_Task_. Search the material for the string "JSON" and copy each line where it occurs.

----- Records to use

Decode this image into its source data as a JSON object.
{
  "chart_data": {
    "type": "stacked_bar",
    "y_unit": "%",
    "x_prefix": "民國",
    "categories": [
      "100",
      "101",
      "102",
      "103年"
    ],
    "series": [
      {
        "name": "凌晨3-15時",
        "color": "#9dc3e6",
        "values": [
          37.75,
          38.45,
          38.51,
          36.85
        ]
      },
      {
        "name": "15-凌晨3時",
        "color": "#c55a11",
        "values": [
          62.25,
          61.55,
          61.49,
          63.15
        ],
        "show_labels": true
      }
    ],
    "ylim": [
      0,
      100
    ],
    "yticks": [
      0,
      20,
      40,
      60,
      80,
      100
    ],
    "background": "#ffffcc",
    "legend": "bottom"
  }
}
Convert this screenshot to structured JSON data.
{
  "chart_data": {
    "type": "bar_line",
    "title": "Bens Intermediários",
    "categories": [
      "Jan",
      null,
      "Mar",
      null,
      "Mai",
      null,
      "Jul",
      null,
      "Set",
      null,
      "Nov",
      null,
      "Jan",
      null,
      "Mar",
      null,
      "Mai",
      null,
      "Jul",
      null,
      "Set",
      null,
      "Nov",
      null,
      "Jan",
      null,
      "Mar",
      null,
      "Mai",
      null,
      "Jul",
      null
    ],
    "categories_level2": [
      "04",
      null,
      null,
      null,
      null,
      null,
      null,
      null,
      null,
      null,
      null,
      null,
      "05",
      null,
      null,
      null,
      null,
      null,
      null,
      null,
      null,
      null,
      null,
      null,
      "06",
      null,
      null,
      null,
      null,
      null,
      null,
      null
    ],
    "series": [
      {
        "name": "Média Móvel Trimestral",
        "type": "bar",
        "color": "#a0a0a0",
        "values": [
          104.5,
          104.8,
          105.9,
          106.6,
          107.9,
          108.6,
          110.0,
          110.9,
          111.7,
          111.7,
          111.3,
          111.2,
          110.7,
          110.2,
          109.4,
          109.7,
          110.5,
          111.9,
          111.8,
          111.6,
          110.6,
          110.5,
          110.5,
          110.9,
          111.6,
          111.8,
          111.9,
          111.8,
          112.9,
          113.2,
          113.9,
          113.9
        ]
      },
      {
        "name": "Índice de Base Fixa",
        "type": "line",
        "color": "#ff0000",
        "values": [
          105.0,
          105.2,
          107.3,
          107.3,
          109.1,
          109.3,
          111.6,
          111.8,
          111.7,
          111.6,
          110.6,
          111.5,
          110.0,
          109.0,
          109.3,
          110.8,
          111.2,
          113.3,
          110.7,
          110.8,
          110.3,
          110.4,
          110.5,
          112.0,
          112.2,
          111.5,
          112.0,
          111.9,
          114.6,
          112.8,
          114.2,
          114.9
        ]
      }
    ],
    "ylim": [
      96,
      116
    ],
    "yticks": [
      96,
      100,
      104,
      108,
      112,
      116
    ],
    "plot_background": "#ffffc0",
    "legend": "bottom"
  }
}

----------

_Output of the task_.
Decode this image into its source data as a JSON object.
Convert this screenshot to structured JSON data.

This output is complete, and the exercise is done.